= The task =
Copy out each line of the listing that has the word "సమరశ" in it.
+++ Data supplied
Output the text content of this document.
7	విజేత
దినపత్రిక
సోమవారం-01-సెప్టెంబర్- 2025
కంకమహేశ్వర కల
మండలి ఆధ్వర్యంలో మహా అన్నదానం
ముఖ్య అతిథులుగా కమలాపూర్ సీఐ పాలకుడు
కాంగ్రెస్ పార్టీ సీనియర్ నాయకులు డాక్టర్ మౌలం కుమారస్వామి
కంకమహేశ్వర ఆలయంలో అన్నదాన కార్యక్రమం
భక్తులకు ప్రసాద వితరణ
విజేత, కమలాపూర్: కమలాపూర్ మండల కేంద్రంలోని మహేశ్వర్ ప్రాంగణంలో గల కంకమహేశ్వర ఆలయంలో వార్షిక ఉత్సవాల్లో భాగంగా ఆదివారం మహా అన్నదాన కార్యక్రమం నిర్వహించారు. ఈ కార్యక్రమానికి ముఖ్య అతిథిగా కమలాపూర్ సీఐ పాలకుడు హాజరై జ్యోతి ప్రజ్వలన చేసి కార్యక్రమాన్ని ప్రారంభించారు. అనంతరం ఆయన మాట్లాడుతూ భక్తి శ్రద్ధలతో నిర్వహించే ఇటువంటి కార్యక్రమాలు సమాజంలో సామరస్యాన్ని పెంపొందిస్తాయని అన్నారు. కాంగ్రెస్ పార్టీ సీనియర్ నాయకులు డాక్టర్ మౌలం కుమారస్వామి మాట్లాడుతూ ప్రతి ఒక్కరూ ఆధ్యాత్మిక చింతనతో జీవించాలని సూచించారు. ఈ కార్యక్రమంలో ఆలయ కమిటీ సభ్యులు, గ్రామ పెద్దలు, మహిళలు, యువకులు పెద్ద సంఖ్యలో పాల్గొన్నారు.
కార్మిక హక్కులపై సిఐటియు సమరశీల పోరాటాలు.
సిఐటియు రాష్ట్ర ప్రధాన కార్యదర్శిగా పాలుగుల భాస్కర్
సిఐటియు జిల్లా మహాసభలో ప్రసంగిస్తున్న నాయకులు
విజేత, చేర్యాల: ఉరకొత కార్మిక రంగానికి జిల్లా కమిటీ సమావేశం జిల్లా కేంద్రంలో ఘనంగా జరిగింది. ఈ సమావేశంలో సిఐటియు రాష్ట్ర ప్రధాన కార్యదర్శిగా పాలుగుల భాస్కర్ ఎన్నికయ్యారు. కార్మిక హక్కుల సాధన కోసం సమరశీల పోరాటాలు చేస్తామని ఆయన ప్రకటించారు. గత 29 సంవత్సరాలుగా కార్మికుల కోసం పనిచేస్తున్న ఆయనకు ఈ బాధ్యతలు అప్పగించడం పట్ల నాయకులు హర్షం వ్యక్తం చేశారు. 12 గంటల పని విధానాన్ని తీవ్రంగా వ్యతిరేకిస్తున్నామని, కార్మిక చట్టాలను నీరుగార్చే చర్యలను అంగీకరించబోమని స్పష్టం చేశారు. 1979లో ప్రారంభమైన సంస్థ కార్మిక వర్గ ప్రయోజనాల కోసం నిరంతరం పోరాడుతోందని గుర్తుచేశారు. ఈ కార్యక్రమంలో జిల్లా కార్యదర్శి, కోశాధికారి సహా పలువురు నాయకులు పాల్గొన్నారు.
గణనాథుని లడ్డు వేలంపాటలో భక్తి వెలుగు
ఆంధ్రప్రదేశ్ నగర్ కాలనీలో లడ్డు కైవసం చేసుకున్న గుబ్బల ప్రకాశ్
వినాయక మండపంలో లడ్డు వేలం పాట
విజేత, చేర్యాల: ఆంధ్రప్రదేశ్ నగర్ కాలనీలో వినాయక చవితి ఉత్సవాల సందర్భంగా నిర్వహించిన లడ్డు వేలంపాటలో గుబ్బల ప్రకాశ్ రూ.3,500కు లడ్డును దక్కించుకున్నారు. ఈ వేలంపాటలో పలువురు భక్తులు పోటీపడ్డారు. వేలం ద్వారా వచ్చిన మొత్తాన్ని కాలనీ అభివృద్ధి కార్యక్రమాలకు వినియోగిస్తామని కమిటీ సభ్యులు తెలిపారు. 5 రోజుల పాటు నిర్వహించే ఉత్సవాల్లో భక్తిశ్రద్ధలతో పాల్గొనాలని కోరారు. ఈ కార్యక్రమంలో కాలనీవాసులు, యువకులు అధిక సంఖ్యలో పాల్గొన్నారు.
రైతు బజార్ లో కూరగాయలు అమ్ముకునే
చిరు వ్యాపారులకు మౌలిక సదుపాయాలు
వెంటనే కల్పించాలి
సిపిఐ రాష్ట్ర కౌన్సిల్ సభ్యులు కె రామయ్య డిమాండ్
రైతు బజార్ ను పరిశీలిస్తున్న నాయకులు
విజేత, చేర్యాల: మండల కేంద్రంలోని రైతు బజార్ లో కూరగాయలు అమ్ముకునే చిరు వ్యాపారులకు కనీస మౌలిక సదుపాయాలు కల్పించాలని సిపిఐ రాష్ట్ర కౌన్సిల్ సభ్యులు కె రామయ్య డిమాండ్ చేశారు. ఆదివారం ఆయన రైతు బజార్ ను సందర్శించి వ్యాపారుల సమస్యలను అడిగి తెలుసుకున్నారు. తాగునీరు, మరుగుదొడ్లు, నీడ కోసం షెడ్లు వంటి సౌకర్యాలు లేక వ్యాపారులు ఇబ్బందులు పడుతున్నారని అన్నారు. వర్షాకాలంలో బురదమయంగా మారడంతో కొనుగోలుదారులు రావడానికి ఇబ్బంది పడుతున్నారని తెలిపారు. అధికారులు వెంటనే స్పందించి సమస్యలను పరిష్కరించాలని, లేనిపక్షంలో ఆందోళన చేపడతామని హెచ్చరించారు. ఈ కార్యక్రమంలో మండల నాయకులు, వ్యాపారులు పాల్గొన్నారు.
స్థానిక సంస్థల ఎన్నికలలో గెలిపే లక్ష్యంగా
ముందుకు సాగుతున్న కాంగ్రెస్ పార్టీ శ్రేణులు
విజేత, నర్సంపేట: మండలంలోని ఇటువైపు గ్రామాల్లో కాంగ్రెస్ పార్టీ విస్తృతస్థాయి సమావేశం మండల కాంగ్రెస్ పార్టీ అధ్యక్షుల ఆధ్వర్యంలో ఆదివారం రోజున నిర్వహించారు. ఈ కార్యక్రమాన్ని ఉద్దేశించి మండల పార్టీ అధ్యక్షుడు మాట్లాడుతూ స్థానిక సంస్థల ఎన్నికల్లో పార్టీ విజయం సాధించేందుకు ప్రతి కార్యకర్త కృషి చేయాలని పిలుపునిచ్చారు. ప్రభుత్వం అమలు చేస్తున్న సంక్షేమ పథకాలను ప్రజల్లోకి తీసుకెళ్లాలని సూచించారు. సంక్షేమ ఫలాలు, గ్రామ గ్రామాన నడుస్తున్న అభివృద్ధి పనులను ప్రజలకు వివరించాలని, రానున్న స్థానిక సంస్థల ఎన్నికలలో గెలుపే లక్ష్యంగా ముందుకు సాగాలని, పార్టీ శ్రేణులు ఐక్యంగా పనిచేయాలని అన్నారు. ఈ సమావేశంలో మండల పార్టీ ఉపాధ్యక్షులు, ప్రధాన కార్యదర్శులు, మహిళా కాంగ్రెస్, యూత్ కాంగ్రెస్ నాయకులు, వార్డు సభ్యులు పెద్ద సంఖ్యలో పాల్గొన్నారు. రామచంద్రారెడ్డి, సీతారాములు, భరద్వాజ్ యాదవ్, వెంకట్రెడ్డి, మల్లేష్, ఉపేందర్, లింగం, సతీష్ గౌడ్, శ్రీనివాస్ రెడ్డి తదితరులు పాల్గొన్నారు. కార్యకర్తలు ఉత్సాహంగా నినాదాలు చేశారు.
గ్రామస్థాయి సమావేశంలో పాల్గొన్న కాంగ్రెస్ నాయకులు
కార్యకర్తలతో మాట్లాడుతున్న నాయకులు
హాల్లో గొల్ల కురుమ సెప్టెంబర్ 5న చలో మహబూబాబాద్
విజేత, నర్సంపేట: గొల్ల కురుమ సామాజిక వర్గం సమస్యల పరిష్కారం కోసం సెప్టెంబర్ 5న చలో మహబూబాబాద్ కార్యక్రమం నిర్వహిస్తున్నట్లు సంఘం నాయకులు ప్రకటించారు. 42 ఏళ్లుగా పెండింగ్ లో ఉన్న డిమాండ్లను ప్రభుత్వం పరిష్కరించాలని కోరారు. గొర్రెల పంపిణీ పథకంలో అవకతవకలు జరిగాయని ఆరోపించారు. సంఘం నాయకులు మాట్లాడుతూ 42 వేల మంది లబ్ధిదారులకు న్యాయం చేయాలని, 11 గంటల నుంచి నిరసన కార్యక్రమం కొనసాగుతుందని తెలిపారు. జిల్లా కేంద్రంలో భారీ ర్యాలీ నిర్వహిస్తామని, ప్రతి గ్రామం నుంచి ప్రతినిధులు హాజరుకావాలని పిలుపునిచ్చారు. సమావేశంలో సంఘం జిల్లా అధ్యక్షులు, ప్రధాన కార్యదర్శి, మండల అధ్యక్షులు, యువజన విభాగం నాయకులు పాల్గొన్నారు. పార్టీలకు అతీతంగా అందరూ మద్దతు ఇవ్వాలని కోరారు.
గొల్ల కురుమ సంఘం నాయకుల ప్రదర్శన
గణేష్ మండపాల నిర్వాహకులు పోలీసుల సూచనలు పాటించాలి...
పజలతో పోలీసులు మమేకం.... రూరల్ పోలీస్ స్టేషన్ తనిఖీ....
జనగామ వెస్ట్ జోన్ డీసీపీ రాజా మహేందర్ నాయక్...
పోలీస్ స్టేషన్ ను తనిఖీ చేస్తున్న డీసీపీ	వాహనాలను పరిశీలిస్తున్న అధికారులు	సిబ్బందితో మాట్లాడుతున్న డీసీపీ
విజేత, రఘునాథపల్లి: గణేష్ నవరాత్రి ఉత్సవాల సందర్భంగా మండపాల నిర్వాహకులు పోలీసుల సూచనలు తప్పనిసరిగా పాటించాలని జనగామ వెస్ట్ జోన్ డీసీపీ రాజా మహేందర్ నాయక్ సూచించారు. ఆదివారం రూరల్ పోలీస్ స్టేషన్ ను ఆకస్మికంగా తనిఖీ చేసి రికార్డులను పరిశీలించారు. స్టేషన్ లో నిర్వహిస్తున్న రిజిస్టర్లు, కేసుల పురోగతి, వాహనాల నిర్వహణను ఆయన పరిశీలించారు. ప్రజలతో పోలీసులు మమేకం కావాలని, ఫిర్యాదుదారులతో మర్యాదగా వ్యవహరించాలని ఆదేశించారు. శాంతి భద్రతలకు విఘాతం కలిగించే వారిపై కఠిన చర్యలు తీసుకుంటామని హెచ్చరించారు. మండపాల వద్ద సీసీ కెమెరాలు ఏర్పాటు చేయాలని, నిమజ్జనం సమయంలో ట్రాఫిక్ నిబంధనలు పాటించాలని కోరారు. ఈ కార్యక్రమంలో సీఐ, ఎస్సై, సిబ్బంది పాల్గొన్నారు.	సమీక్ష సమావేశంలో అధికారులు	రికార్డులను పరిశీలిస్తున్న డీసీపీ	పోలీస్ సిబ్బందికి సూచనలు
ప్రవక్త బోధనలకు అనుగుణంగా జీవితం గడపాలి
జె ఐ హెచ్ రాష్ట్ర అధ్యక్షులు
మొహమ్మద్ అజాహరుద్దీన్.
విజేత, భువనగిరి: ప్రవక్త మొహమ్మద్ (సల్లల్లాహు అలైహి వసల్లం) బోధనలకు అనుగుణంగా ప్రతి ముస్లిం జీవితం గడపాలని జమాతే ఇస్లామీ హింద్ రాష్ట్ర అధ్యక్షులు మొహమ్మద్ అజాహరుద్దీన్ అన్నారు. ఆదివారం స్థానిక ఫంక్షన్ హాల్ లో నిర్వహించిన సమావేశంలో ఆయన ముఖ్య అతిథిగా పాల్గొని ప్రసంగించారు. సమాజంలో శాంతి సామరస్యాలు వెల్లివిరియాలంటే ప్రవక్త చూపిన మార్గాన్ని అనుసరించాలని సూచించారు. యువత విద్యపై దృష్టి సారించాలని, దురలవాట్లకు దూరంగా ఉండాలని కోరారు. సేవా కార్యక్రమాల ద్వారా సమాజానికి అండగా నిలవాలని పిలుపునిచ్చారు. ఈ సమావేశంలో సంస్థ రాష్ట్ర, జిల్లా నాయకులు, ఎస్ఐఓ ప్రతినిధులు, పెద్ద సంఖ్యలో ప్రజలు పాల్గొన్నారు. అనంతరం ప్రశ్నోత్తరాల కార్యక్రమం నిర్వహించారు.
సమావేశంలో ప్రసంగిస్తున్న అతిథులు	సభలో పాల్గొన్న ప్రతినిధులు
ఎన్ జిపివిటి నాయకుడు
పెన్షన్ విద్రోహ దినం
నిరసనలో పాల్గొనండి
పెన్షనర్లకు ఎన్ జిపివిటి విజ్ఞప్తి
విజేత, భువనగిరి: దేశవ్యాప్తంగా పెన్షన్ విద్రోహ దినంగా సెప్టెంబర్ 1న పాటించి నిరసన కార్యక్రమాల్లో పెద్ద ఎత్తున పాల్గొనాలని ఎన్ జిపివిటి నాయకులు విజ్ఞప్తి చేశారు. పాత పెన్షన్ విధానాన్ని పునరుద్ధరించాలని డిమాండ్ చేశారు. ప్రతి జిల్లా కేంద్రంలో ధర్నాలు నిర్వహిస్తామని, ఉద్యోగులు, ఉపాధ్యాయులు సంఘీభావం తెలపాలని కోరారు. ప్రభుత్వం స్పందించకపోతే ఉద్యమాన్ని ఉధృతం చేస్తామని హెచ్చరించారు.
++++++
= Completed exercise =
కార్మిక హక్కులపై సిఐటియు సమరశీల పోరాటాలు.
విజేత, చేర్యాల: ఉరకొత కార్మిక రంగానికి జిల్లా కమిటీ సమావేశం జిల్లా కేంద్రంలో ఘనంగా జరిగింది. ఈ సమావేశంలో సిఐటియు రాష్ట్ర ప్రధాన కార్యదర్శిగా పాలుగుల భాస్కర్ ఎన్నికయ్యారు. కార్మిక హక్కుల సాధన కోసం సమరశీల పోరాటాలు చేస్తామని ఆయన ప్రకటించారు. గత 29 సంవత్సరాలుగా కార్మికుల కోసం పనిచేస్తున్న ఆయనకు ఈ బాధ్యతలు అప్పగించడం పట్ల నాయకులు హర్షం వ్యక్తం చేశారు. 12 గంటల పని విధానాన్ని తీవ్రంగా వ్యతిరేకిస్తున్నామని, కార్మిక చట్టాలను నీరుగార్చే చర్యలను అంగీకరించబోమని స్పష్టం చేశారు. 1979లో ప్రారంభమైన సంస్థ కార్మిక వర్గ ప్రయోజనాల కోసం నిరంతరం పోరాడుతోందని గుర్తుచేశారు. ఈ కార్యక్రమంలో జిల్లా కార్యదర్శి, కోశాధికారి సహా పలువురు నాయకులు పాల్గొన్నారు.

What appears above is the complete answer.